# START OF Provided data
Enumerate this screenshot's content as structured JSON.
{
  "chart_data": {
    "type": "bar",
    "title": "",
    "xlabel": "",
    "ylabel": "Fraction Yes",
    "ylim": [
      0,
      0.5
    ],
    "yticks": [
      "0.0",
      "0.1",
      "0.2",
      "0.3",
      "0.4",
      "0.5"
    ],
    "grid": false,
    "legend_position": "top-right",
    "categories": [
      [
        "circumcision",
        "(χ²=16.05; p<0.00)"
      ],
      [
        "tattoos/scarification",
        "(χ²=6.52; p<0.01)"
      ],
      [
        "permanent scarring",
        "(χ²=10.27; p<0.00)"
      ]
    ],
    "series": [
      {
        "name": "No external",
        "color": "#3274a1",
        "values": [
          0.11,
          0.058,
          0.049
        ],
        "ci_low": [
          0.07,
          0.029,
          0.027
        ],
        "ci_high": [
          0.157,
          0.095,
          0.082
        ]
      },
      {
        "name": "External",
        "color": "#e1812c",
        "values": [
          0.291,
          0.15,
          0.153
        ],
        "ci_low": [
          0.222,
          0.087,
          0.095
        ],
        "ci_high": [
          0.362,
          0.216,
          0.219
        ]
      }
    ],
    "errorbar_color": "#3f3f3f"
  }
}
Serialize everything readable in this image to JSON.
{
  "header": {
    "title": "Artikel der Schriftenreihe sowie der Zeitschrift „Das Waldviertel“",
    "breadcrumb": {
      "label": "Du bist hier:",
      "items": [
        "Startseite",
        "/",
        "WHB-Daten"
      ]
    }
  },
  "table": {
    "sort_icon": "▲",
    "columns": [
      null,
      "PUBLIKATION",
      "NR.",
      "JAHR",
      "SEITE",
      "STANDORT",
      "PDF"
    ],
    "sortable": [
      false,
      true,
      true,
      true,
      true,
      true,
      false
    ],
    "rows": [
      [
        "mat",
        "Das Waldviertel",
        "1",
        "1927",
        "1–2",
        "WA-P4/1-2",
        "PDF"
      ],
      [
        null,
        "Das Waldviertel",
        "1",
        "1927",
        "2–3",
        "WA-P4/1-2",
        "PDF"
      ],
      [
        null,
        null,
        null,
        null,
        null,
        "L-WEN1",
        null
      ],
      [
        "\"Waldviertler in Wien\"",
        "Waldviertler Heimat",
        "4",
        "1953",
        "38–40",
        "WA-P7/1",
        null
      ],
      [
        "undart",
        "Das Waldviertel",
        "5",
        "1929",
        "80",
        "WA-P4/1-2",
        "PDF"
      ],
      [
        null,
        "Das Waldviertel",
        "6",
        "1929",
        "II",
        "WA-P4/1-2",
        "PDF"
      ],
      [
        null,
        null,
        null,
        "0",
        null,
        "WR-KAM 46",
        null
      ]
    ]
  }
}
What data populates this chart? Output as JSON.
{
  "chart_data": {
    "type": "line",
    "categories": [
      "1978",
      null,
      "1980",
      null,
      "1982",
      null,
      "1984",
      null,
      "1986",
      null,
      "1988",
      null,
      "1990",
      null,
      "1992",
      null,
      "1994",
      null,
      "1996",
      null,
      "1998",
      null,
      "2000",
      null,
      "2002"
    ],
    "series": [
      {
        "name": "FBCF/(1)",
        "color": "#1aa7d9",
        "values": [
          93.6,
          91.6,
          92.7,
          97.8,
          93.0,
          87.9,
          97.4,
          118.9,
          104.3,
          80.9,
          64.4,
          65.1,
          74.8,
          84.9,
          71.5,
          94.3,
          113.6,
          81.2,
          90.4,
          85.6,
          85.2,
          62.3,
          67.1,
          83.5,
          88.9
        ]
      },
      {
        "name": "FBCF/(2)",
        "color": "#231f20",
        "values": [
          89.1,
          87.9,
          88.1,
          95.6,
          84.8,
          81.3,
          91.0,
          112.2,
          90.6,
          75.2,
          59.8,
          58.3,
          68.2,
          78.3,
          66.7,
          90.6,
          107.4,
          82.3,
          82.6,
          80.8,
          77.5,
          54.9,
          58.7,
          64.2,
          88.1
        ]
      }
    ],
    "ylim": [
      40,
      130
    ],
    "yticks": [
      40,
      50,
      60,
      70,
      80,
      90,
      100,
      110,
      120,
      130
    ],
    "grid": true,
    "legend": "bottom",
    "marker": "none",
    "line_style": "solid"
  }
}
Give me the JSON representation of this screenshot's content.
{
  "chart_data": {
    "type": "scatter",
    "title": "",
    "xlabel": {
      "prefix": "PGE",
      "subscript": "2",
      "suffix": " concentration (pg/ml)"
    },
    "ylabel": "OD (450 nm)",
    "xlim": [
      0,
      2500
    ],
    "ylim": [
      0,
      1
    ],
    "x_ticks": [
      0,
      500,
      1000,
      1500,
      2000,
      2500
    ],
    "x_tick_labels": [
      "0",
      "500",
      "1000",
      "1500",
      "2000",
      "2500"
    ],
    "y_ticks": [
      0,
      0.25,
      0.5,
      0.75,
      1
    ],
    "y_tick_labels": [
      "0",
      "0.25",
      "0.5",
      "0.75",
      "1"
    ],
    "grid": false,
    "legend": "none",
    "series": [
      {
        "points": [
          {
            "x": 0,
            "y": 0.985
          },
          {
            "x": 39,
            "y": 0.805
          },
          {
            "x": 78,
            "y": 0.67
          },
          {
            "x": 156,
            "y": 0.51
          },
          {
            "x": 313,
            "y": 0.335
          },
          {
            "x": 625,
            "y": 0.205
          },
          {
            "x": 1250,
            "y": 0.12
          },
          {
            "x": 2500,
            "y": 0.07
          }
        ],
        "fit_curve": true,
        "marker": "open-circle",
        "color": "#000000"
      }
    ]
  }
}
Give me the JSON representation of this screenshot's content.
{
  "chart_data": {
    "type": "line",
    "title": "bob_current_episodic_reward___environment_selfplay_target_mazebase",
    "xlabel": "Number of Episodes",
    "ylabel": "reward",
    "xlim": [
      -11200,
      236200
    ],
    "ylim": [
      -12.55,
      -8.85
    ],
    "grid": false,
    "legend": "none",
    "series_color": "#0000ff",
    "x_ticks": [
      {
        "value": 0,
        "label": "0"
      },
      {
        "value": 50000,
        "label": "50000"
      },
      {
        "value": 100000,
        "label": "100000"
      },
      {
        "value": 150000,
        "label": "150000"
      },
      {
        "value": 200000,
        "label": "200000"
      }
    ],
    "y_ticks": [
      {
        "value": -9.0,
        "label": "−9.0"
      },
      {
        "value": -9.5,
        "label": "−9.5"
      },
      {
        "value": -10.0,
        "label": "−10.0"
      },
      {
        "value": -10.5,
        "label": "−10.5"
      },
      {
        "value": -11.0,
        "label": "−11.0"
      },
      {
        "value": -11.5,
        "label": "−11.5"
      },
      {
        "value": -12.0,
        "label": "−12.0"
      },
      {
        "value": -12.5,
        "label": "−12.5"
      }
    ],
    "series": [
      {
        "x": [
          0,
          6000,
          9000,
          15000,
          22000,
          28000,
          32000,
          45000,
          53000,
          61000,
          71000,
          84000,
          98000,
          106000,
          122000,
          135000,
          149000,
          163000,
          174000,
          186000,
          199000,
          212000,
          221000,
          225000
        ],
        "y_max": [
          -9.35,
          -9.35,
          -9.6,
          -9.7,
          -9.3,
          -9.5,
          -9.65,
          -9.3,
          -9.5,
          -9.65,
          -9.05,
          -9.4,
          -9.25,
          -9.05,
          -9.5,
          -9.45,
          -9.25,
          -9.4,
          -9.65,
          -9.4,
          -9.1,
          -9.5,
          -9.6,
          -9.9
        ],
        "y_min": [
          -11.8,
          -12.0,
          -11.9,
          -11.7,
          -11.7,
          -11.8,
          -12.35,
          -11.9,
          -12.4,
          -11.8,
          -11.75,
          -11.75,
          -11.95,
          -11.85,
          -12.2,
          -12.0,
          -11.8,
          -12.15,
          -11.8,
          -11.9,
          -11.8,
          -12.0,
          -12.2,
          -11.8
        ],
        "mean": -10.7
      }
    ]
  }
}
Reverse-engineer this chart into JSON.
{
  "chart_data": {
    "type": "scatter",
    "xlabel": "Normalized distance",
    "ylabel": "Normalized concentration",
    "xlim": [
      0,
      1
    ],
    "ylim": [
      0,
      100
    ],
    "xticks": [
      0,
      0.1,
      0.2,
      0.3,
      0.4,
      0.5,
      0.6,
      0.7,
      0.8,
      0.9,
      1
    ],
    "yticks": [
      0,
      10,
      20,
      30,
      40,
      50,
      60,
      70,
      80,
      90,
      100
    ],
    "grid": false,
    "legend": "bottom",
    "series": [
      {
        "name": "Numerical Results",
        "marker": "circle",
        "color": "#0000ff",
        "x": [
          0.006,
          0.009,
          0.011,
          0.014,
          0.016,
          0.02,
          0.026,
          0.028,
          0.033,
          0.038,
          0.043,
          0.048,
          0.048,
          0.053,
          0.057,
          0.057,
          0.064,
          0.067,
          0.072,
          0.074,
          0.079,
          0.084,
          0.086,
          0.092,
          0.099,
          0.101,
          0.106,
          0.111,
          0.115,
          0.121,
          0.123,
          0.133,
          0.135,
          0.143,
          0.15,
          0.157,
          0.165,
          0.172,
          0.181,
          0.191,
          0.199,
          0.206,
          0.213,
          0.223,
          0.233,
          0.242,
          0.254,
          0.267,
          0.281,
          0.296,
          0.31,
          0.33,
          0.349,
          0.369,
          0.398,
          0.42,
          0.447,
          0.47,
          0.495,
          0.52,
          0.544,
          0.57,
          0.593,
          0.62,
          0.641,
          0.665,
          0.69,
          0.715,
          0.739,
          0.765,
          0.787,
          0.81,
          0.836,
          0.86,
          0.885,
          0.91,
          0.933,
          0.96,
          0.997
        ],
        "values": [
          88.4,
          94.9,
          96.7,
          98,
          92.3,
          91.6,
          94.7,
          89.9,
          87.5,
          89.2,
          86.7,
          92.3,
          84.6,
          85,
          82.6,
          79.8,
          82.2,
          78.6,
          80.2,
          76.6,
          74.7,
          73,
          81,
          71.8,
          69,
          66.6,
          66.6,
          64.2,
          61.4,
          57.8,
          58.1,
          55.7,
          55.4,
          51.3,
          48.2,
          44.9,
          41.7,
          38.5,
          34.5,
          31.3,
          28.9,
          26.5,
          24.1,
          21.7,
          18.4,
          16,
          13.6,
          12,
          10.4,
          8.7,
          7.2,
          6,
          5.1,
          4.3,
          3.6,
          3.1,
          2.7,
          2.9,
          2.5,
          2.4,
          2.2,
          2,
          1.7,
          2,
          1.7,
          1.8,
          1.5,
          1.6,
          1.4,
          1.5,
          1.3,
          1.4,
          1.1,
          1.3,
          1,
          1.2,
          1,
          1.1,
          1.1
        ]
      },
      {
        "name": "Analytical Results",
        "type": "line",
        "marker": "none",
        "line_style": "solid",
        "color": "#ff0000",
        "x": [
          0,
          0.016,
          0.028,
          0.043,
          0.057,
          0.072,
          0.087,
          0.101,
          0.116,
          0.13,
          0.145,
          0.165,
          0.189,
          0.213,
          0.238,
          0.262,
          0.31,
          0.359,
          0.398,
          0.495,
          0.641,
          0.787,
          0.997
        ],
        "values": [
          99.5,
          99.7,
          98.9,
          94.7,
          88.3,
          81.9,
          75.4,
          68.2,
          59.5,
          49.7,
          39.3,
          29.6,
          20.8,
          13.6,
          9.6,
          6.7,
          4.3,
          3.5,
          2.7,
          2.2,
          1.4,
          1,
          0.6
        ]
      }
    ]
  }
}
# END OF Provided data
Aim of the task = Reproduce each line from the records that contains the word "name".

Task output =
        "name": "No external",
        "name": "External",
        "name": "FBCF/(1)",
        "name": "FBCF/(2)",
        "name": "Numerical Results",
        "name": "Analytical Results",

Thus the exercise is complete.